- THE DATA

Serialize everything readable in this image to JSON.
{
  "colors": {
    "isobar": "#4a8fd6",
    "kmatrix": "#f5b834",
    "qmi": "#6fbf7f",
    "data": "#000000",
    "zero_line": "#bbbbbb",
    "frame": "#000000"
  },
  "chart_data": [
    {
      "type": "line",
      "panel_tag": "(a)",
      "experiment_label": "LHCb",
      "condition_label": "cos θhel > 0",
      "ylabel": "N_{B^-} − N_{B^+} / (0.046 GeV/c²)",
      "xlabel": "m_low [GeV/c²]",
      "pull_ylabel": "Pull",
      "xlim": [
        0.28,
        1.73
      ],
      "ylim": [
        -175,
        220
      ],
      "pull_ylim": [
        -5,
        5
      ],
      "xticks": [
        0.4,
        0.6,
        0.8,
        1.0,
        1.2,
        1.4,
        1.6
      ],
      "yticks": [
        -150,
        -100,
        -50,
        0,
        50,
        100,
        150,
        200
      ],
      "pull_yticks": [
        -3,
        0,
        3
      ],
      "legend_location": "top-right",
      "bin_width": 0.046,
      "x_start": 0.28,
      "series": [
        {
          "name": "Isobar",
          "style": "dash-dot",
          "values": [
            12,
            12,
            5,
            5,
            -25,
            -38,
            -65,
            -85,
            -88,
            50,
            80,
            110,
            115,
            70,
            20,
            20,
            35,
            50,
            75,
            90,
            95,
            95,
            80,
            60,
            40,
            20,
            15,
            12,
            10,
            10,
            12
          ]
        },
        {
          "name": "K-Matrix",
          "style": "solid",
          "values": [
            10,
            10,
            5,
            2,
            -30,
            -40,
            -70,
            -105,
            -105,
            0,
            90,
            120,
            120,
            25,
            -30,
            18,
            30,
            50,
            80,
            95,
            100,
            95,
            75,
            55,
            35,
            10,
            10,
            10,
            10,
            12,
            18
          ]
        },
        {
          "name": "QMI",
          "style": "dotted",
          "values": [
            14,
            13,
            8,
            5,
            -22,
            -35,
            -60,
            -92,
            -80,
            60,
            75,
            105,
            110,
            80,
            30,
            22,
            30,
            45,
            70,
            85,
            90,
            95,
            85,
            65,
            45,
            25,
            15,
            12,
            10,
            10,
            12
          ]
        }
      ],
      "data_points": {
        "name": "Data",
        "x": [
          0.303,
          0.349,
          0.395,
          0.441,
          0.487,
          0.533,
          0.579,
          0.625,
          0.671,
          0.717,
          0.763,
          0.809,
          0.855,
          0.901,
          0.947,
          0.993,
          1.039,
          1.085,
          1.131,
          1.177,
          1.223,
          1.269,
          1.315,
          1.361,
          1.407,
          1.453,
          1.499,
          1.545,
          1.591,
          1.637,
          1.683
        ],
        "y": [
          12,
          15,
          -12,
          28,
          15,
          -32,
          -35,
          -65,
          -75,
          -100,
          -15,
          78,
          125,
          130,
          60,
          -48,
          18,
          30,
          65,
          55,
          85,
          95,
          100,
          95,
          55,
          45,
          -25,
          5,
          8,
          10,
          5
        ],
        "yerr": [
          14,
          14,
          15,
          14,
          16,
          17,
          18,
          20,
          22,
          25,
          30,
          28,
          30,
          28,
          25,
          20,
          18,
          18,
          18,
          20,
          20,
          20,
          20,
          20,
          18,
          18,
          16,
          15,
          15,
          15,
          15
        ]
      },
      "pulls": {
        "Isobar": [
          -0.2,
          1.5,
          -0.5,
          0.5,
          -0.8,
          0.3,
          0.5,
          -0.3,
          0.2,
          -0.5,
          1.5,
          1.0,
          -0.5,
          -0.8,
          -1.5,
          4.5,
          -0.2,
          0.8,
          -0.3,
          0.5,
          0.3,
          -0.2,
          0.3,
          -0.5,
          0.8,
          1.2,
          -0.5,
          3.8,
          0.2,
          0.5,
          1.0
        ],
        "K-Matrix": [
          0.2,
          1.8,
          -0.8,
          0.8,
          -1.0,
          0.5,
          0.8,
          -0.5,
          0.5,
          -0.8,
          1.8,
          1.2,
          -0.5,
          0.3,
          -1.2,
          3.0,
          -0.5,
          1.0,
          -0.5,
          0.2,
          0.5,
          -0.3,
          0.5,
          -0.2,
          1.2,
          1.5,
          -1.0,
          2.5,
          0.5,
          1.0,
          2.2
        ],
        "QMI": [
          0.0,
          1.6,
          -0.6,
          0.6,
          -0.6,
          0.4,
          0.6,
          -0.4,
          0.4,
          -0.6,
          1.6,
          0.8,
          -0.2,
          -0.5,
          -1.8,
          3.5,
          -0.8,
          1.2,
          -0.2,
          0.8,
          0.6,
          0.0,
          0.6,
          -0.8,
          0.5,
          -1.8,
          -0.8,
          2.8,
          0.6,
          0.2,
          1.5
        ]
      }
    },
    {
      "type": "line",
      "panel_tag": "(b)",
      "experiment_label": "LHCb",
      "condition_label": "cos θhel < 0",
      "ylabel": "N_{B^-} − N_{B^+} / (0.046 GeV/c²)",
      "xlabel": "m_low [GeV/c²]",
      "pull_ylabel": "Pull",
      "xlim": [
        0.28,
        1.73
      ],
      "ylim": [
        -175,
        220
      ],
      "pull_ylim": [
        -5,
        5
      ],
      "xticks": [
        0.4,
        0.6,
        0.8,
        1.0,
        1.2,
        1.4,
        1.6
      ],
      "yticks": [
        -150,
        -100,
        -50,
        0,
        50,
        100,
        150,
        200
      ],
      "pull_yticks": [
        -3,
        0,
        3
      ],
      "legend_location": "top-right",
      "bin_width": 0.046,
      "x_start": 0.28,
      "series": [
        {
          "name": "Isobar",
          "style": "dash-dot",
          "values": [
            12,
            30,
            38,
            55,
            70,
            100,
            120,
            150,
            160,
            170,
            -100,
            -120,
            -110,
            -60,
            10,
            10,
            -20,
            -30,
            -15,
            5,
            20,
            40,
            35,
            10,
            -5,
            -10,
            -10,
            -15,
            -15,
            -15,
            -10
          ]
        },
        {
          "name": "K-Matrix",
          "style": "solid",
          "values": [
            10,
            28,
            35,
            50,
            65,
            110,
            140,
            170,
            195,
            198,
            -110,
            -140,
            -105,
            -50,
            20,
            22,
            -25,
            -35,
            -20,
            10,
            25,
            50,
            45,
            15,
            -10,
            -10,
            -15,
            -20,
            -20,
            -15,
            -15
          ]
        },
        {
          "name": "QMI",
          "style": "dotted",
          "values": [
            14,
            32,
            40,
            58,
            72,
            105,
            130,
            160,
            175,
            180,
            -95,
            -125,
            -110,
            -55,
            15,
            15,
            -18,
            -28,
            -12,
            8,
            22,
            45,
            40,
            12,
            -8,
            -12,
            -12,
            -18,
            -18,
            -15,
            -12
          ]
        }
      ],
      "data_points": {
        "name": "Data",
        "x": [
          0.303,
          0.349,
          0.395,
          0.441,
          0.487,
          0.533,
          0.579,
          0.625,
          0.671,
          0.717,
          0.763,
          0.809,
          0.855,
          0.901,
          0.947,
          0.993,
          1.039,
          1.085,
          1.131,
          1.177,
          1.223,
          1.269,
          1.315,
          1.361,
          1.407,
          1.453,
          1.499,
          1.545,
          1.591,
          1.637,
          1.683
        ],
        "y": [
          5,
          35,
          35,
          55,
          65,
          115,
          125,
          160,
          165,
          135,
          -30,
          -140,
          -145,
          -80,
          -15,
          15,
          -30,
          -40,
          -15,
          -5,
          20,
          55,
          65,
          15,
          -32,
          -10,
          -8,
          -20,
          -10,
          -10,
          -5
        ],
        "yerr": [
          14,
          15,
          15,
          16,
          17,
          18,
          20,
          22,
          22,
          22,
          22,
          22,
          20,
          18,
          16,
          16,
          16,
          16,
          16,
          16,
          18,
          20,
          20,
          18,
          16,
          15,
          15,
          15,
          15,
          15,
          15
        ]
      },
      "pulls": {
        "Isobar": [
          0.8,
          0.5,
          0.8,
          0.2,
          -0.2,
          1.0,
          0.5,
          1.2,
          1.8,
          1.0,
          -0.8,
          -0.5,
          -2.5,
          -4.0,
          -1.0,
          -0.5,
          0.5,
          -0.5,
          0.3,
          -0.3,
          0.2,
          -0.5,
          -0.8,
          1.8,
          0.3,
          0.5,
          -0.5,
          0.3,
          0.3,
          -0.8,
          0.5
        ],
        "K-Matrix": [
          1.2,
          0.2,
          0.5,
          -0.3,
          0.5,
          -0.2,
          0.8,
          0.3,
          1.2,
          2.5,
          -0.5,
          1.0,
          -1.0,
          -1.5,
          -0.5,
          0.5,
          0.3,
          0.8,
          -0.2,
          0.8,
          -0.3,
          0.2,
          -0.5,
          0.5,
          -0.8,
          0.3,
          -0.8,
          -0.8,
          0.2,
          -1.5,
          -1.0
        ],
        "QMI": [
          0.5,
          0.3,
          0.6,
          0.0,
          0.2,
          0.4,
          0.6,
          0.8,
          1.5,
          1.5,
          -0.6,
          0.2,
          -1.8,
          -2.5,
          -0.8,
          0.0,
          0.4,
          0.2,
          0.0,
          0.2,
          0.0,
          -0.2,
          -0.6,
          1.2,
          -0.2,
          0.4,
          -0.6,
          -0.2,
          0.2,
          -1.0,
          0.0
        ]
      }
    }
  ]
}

- AIM OF THE EXERCISE
What is the number of lines that contain "θhel"? Reply with that number alone.

- TASK RESULT
2